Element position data
□ □ □ □ □ □ □
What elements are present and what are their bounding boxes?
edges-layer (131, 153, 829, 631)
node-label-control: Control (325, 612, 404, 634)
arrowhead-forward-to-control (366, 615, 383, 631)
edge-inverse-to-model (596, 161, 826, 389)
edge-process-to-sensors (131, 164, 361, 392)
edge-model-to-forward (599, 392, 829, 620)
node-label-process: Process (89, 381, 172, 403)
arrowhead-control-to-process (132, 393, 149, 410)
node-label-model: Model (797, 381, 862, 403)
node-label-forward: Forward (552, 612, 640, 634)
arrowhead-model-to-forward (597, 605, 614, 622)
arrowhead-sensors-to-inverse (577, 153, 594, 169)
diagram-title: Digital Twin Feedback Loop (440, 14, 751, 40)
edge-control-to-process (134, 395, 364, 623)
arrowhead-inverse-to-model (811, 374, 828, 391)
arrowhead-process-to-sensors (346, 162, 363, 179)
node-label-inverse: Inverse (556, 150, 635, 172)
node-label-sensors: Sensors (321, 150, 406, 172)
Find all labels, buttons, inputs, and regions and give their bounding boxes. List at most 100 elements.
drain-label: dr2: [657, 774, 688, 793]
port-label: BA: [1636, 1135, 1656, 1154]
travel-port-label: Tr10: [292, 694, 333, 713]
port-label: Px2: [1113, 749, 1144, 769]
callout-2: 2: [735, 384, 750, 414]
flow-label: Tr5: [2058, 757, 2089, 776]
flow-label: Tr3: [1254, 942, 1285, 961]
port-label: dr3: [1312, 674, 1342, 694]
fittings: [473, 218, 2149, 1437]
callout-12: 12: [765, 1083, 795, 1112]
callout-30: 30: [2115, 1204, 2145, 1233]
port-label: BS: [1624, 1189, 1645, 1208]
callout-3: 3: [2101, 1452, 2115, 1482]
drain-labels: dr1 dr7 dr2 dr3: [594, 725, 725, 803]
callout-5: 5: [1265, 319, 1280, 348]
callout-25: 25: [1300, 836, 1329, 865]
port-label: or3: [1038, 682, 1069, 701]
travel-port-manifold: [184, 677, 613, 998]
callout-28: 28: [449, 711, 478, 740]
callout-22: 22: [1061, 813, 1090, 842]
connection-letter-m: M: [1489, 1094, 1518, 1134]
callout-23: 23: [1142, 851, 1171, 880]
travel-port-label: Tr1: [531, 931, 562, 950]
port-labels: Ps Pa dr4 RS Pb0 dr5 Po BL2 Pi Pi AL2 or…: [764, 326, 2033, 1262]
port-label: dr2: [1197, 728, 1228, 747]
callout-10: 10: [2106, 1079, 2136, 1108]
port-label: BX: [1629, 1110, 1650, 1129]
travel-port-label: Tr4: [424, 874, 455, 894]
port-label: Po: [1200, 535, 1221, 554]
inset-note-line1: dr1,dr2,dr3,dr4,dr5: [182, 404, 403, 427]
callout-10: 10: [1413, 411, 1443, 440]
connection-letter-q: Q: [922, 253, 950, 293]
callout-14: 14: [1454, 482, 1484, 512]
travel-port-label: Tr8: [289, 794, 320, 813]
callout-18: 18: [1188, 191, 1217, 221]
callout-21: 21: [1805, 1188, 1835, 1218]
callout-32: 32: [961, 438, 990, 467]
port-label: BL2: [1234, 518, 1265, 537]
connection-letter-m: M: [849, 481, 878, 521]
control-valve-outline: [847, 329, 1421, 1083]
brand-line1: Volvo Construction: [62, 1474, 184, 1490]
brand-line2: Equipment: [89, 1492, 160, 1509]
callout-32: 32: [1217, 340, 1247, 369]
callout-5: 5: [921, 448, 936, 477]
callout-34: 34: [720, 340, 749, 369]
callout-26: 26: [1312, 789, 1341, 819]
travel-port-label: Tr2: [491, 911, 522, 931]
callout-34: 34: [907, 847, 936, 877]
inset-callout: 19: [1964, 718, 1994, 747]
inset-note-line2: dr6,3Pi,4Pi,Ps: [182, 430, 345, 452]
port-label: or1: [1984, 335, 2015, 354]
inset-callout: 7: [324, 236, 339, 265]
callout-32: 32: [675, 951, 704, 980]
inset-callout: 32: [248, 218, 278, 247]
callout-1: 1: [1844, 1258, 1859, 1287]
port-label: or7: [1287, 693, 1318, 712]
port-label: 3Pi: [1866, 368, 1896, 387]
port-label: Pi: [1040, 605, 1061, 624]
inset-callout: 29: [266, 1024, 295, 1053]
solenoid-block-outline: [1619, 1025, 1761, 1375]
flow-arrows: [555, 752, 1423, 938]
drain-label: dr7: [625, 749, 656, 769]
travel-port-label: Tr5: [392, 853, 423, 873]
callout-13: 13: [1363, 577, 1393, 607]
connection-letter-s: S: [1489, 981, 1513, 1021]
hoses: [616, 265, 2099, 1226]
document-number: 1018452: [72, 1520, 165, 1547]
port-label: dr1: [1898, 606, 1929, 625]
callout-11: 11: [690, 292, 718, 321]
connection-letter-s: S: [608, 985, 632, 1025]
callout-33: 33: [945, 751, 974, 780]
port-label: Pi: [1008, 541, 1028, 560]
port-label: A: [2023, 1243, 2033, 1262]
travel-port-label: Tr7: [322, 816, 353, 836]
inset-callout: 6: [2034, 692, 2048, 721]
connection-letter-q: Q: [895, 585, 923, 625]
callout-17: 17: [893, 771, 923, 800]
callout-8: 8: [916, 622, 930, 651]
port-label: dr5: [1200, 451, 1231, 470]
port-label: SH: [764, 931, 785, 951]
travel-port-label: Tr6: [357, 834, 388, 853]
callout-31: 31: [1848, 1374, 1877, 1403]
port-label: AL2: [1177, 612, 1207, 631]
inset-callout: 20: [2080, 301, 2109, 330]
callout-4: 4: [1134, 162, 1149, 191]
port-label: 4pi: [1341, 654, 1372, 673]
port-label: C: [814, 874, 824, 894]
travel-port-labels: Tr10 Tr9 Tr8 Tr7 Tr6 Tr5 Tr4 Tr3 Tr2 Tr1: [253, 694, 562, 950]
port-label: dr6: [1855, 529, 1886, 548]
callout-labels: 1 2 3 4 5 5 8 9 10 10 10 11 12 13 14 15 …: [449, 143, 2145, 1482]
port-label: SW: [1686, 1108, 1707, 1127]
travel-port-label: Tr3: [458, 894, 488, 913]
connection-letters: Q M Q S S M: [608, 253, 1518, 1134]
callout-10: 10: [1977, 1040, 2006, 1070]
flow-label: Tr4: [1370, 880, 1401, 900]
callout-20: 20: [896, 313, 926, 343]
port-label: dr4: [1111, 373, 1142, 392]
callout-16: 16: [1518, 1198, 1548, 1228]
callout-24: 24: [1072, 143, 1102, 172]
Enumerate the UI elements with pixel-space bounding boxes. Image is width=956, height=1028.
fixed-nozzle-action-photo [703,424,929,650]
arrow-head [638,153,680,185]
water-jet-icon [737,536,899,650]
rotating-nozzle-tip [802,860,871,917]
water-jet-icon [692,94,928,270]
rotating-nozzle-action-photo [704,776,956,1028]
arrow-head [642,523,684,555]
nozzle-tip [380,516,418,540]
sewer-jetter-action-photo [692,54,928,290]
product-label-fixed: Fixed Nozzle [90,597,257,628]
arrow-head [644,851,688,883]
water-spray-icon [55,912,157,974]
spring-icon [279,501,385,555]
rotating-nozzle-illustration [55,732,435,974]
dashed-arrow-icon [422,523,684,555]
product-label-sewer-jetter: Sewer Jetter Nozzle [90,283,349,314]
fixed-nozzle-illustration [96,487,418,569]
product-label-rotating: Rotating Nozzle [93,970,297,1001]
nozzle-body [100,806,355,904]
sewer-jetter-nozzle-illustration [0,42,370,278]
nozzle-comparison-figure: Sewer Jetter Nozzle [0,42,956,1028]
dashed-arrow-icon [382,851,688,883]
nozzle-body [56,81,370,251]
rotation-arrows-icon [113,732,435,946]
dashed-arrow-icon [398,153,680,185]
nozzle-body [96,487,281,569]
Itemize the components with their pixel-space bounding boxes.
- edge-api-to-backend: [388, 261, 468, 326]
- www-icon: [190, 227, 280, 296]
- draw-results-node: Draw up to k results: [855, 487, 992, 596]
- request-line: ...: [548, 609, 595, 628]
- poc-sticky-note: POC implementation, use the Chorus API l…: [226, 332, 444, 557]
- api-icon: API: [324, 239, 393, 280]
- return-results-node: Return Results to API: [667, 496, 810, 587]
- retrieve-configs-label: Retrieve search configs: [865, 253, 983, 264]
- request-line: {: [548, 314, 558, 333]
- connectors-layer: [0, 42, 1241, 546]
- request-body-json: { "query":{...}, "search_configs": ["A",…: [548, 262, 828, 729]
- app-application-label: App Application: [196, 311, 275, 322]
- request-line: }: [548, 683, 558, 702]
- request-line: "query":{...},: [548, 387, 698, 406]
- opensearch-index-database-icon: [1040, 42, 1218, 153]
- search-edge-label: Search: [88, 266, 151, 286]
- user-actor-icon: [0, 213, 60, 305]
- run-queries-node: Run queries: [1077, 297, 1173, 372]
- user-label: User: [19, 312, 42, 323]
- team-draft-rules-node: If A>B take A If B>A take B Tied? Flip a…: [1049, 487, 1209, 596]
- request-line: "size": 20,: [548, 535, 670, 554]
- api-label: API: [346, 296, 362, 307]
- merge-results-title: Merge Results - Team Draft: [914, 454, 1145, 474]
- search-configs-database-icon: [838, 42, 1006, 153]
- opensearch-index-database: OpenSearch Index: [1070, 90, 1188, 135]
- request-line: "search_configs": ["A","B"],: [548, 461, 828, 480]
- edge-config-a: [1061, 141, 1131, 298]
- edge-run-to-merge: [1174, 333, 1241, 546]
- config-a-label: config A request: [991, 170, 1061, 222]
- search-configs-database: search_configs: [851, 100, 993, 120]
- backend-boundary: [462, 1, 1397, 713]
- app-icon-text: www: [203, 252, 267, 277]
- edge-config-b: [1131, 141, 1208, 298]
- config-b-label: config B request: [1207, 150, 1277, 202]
□ □ □ □ □ □ □
# [Objective]
Please recast everything from the start of the data above down to and including the line containing "arrowhead-control-to-process (132, 393, 149, 410)" as a Markdown table with the columns No. and Entry, skipping any blank lines.

# [Task response]
| No. | Entry |
|---|---|
| 1 | What elements are present and what are their bounding boxes? |
| 2 | edges-layer (131, 153, 829, 631) |
| 3 | node-label-control: Control (325, 612, 404, 634) |
| 4 | arrowhead-forward-to-control (366, 615, 383, 631) |
| 5 | edge-inverse-to-model (596, 161, 826, 389) |
| 6 | edge-process-to-sensors (131, 164, 361, 392) |
| 7 | edge-model-to-forward (599, 392, 829, 620) |
| 8 | node-label-process: Process (89, 381, 172, 403) |
| 9 | arrowhead-control-to-process (132, 393, 149, 410) |